Express every line of the data below as a JSON list of strings, one string per line, leaving out blank lines.
───── Task inputs ─────
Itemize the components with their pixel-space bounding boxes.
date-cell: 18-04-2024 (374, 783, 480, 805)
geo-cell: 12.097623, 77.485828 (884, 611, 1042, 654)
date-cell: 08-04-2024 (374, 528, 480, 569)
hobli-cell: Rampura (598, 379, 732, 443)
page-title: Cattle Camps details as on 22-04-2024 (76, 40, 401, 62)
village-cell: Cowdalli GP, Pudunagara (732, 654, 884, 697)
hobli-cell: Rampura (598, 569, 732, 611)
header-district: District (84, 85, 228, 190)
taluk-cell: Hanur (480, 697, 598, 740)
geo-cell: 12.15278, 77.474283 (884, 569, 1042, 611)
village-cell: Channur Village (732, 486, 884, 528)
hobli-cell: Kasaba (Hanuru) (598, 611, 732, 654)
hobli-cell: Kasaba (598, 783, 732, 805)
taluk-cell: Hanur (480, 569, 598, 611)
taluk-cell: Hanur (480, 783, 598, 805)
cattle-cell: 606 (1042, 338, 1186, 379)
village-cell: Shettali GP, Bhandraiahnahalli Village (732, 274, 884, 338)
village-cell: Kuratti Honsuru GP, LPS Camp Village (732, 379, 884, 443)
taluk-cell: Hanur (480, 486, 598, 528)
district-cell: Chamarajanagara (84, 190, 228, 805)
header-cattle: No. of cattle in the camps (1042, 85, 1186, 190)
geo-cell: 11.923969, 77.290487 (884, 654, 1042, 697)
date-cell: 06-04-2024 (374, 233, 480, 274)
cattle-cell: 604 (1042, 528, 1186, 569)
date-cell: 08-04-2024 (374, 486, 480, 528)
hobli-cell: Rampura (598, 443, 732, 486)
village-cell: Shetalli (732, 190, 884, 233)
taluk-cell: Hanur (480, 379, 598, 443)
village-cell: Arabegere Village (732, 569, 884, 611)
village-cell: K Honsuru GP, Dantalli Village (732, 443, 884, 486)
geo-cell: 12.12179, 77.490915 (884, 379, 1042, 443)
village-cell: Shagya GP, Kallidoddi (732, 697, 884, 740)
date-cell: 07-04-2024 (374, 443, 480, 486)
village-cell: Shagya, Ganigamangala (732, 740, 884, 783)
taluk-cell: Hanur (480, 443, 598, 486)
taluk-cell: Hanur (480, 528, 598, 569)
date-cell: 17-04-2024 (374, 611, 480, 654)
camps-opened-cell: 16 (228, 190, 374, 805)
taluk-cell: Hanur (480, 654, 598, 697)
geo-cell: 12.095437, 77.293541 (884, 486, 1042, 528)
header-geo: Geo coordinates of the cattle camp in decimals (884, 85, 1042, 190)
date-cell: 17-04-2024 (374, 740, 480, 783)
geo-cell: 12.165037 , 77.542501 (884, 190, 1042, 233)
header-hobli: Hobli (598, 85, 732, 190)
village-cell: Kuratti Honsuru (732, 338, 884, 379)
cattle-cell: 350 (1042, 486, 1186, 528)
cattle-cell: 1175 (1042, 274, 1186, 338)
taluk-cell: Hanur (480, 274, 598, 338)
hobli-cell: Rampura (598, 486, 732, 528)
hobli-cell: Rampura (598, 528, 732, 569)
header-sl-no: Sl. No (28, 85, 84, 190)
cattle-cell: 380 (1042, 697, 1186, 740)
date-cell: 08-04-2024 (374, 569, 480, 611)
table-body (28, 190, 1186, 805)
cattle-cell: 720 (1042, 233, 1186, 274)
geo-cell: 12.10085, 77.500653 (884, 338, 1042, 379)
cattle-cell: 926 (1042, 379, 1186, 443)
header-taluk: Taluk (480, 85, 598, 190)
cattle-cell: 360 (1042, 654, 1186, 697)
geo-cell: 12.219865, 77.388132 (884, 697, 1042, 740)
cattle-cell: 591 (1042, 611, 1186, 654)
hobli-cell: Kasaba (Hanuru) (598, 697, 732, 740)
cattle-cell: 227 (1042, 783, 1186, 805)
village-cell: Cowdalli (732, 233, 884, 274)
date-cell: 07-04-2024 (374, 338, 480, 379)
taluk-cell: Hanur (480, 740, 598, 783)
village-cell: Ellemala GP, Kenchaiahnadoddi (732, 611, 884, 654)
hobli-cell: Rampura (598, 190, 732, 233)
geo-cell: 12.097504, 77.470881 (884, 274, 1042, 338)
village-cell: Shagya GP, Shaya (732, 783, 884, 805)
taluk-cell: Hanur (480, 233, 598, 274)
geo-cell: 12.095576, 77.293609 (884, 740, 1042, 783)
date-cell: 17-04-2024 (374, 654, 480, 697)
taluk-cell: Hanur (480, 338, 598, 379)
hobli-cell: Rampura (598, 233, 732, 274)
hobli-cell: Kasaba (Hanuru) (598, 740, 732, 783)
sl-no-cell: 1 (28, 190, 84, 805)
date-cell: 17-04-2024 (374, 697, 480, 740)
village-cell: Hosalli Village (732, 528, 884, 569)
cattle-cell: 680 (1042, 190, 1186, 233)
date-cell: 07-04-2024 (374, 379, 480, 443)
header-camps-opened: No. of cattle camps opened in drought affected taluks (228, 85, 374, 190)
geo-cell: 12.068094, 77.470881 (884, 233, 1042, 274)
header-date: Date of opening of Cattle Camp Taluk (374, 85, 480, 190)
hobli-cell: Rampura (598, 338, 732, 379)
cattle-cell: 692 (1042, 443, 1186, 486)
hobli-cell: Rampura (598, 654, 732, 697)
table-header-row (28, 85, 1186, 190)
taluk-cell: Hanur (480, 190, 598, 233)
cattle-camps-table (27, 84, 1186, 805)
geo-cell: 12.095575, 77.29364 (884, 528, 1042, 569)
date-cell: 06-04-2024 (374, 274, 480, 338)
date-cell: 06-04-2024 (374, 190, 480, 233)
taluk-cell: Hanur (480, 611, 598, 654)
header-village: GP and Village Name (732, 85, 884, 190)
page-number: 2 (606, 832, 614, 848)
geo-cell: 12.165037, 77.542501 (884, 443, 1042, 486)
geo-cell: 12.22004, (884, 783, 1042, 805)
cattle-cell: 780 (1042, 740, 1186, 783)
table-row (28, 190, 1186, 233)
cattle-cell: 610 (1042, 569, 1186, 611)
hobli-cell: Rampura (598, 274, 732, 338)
─────
→ **Written solution**:
[
  "Itemize the components with their pixel-space bounding boxes.",
  "date-cell: 18-04-2024 (374, 783, 480, 805)",
  "geo-cell: 12.097623, 77.485828 (884, 611, 1042, 654)",
  "date-cell: 08-04-2024 (374, 528, 480, 569)",
  "hobli-cell: Rampura (598, 379, 732, 443)",
  "page-title: Cattle Camps details as on 22-04-2024 (76, 40, 401, 62)",
  "village-cell: Cowdalli GP, Pudunagara (732, 654, 884, 697)",
  "hobli-cell: Rampura (598, 569, 732, 611)",
  "header-district: District (84, 85, 228, 190)",
  "taluk-cell: Hanur (480, 697, 598, 740)",
  "geo-cell: 12.15278, 77.474283 (884, 569, 1042, 611)",
  "village-cell: Channur Village (732, 486, 884, 528)",
  "hobli-cell: Kasaba (Hanuru) (598, 611, 732, 654)",
  "hobli-cell: Kasaba (598, 783, 732, 805)",
  "taluk-cell: Hanur (480, 569, 598, 611)",
  "taluk-cell: Hanur (480, 783, 598, 805)",
  "cattle-cell: 606 (1042, 338, 1186, 379)",
  "village-cell: Shettali GP, Bhandraiahnahalli Village (732, 274, 884, 338)",
  "village-cell: Kuratti Honsuru GP, LPS Camp Village (732, 379, 884, 443)",
  "taluk-cell: Hanur (480, 486, 598, 528)",
  "district-cell: Chamarajanagara (84, 190, 228, 805)",
  "header-cattle: No. of cattle in the camps (1042, 85, 1186, 190)",
  "geo-cell: 11.923969, 77.290487 (884, 654, 1042, 697)",
  "date-cell: 06-04-2024 (374, 233, 480, 274)",
  "cattle-cell: 604 (1042, 528, 1186, 569)",
  "date-cell: 08-04-2024 (374, 486, 480, 528)",
  "hobli-cell: Rampura (598, 443, 732, 486)",
  "village-cell: Shetalli (732, 190, 884, 233)",
  "taluk-cell: Hanur (480, 379, 598, 443)",
  "village-cell: Arabegere Village (732, 569, 884, 611)",
  "village-cell: K Honsuru GP, Dantalli Village (732, 443, 884, 486)",
  "geo-cell: 12.12179, 77.490915 (884, 379, 1042, 443)",
  "village-cell: Shagya GP, Kallidoddi (732, 697, 884, 740)",
  "date-cell: 07-04-2024 (374, 443, 480, 486)",
  "village-cell: Shagya, Ganigamangala (732, 740, 884, 783)",
  "taluk-cell: Hanur (480, 443, 598, 486)",
  "taluk-cell: Hanur (480, 528, 598, 569)",
  "date-cell: 17-04-2024 (374, 611, 480, 654)",
  "camps-opened-cell: 16 (228, 190, 374, 805)",
  "taluk-cell: Hanur (480, 654, 598, 697)",
  "geo-cell: 12.095437, 77.293541 (884, 486, 1042, 528)",
  "header-geo: Geo coordinates of the cattle camp in decimals (884, 85, 1042, 190)",
  "date-cell: 17-04-2024 (374, 740, 480, 783)",
  "geo-cell: 12.165037 , 77.542501 (884, 190, 1042, 233)",
  "header-hobli: Hobli (598, 85, 732, 190)",
  "village-cell: Kuratti Honsuru (732, 338, 884, 379)",
  "cattle-cell: 350 (1042, 486, 1186, 528)",
  "cattle-cell: 1175 (1042, 274, 1186, 338)",
  "taluk-cell: Hanur (480, 274, 598, 338)",
  "hobli-cell: Rampura (598, 486, 732, 528)",
  "hobli-cell: Rampura (598, 528, 732, 569)",
  "header-sl-no: Sl. No (28, 85, 84, 190)",
  "cattle-cell: 380 (1042, 697, 1186, 740)",
  "date-cell: 08-04-2024 (374, 569, 480, 611)",
  "table-body (28, 190, 1186, 805)",
  "cattle-cell: 720 (1042, 233, 1186, 274)",
  "geo-cell: 12.10085, 77.500653 (884, 338, 1042, 379)",
  "cattle-cell: 926 (1042, 379, 1186, 443)",
  "header-taluk: Taluk (480, 85, 598, 190)",
  "cattle-cell: 360 (1042, 654, 1186, 697)",
  "geo-cell: 12.219865, 77.388132 (884, 697, 1042, 740)",
  "cattle-cell: 591 (1042, 611, 1186, 654)",
  "hobli-cell: Kasaba (Hanuru) (598, 697, 732, 740)",
  "cattle-cell: 227 (1042, 783, 1186, 805)",
  "village-cell: Cowdalli (732, 233, 884, 274)",
  "date-cell: 07-04-2024 (374, 338, 480, 379)",
  "taluk-cell: Hanur (480, 740, 598, 783)",
  "village-cell: Ellemala GP, Kenchaiahnadoddi (732, 611, 884, 654)",
  "hobli-cell: Rampura (598, 190, 732, 233)",
  "geo-cell: 12.097504, 77.470881 (884, 274, 1042, 338)",
  "village-cell: Shagya GP, Shaya (732, 783, 884, 805)",
  "taluk-cell: Hanur (480, 233, 598, 274)",
  "geo-cell: 12.095576, 77.293609 (884, 740, 1042, 783)",
  "date-cell: 17-04-2024 (374, 654, 480, 697)",
  "taluk-cell: Hanur (480, 338, 598, 379)",
  "hobli-cell: Rampura (598, 233, 732, 274)",
  "hobli-cell: Kasaba (Hanuru) (598, 740, 732, 783)",
  "sl-no-cell: 1 (28, 190, 84, 805)",
  "date-cell: 17-04-2024 (374, 697, 480, 740)",
  "village-cell: Hosalli Village (732, 528, 884, 569)",
  "cattle-cell: 680 (1042, 190, 1186, 233)",
  "date-cell: 07-04-2024 (374, 379, 480, 443)",
  "header-camps-opened: No. of cattle camps opened in drought affected taluks (228, 85, 374, 190)",
  "geo-cell: 12.068094, 77.470881 (884, 233, 1042, 274)",
  "header-date: Date of opening of Cattle Camp Taluk (374, 85, 480, 190)",
  "hobli-cell: Rampura (598, 338, 732, 379)",
  "cattle-cell: 692 (1042, 443, 1186, 486)",
  "hobli-cell: Rampura (598, 654, 732, 697)",
  "table-header-row (28, 85, 1186, 190)",
  "taluk-cell: Hanur (480, 190, 598, 233)",
  "cattle-camps-table (27, 84, 1186, 805)",
  "geo-cell: 12.095575, 77.29364 (884, 528, 1042, 569)",
  "date-cell: 06-04-2024 (374, 274, 480, 338)",
  "date-cell: 06-04-2024 (374, 190, 480, 233)",
  "taluk-cell: Hanur (480, 611, 598, 654)",
  "header-village: GP and Village Name (732, 85, 884, 190)",
  "page-number: 2 (606, 832, 614, 848)",
  "geo-cell: 12.165037, 77.542501 (884, 443, 1042, 486)",
  "geo-cell: 12.22004, (884, 783, 1042, 805)",
  "cattle-cell: 780 (1042, 740, 1186, 783)",
  "table-row (28, 190, 1186, 233)",
  "cattle-cell: 610 (1042, 569, 1186, 611)",
  "hobli-cell: Rampura (598, 274, 732, 338)"
]